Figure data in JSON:
● ● ● ● ● ● ●

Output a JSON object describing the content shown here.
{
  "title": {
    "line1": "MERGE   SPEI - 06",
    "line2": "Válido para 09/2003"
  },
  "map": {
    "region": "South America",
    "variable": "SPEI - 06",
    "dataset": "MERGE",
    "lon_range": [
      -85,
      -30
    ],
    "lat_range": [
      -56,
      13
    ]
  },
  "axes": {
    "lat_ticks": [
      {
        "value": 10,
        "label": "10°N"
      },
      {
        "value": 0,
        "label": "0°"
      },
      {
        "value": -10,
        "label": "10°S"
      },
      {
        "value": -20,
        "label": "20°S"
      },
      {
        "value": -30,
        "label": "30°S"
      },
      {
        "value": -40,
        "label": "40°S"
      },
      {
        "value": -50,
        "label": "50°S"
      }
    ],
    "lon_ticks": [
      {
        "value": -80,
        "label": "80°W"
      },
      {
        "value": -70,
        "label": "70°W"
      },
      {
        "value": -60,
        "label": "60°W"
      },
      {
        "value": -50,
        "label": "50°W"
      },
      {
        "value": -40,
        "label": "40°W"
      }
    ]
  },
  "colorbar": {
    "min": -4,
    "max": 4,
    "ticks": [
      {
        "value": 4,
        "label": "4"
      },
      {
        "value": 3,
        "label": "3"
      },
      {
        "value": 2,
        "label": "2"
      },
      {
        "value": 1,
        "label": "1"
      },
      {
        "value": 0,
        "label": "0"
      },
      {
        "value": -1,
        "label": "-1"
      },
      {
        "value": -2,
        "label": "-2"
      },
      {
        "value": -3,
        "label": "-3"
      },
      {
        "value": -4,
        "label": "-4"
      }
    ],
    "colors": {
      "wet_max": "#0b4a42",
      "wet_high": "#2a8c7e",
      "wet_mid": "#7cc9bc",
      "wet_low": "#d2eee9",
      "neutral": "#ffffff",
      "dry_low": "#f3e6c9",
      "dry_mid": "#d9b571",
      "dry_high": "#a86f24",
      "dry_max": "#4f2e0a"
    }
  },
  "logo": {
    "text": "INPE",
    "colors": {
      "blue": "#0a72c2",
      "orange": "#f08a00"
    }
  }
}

● ● ● ● ● ● ●

### TASK GOAL
The records above should be restated word for word, please.

### WRITTEN ANSWER
Output a JSON object describing the content shown here.
{
  "title": {
    "line1": "MERGE   SPEI - 06",
    "line2": "Válido para 09/2003"
  },
  "map": {
    "region": "South America",
    "variable": "SPEI - 06",
    "dataset": "MERGE",
    "lon_range": [
      -85,
      -30
    ],
    "lat_range": [
      -56,
      13
    ]
  },
  "axes": {
    "lat_ticks": [
      {
        "value": 10,
        "label": "10°N"
      },
      {
        "value": 0,
        "label": "0°"
      },
      {
        "value": -10,
        "label": "10°S"
      },
      {
        "value": -20,
        "label": "20°S"
      },
      {
        "value": -30,
        "label": "30°S"
      },
      {
        "value": -40,
        "label": "40°S"
      },
      {
        "value": -50,
        "label": "50°S"
      }
    ],
    "lon_ticks": [
      {
        "value": -80,
        "label": "80°W"
      },
      {
        "value": -70,
        "label": "70°W"
      },
      {
        "value": -60,
        "label": "60°W"
      },
      {
        "value": -50,
        "label": "50°W"
      },
      {
        "value": -40,
        "label": "40°W"
      }
    ]
  },
  "colorbar": {
    "min": -4,
    "max": 4,
    "ticks": [
      {
        "value": 4,
        "label": "4"
      },
      {
        "value": 3,
        "label": "3"
      },
      {
        "value": 2,
        "label": "2"
      },
      {
        "value": 1,
        "label": "1"
      },
      {
        "value": 0,
        "label": "0"
      },
      {
        "value": -1,
        "label": "-1"
      },
      {
        "value": -2,
        "label": "-2"
      },
      {
        "value": -3,
        "label": "-3"
      },
      {
        "value": -4,
        "label": "-4"
      }
    ],
    "colors": {
      "wet_max": "#0b4a42",
      "wet_high": "#2a8c7e",
      "wet_mid": "#7cc9bc",
      "wet_low": "#d2eee9",
      "neutral": "#ffffff",
      "dry_low": "#f3e6c9",
      "dry_mid": "#d9b571",
      "dry_high": "#a86f24",
      "dry_max": "#4f2e0a"
    }
  },
  "logo": {
    "text": "INPE",
    "colors": {
      "blue": "#0a72c2",
      "orange": "#f08a00"
    }
  }
}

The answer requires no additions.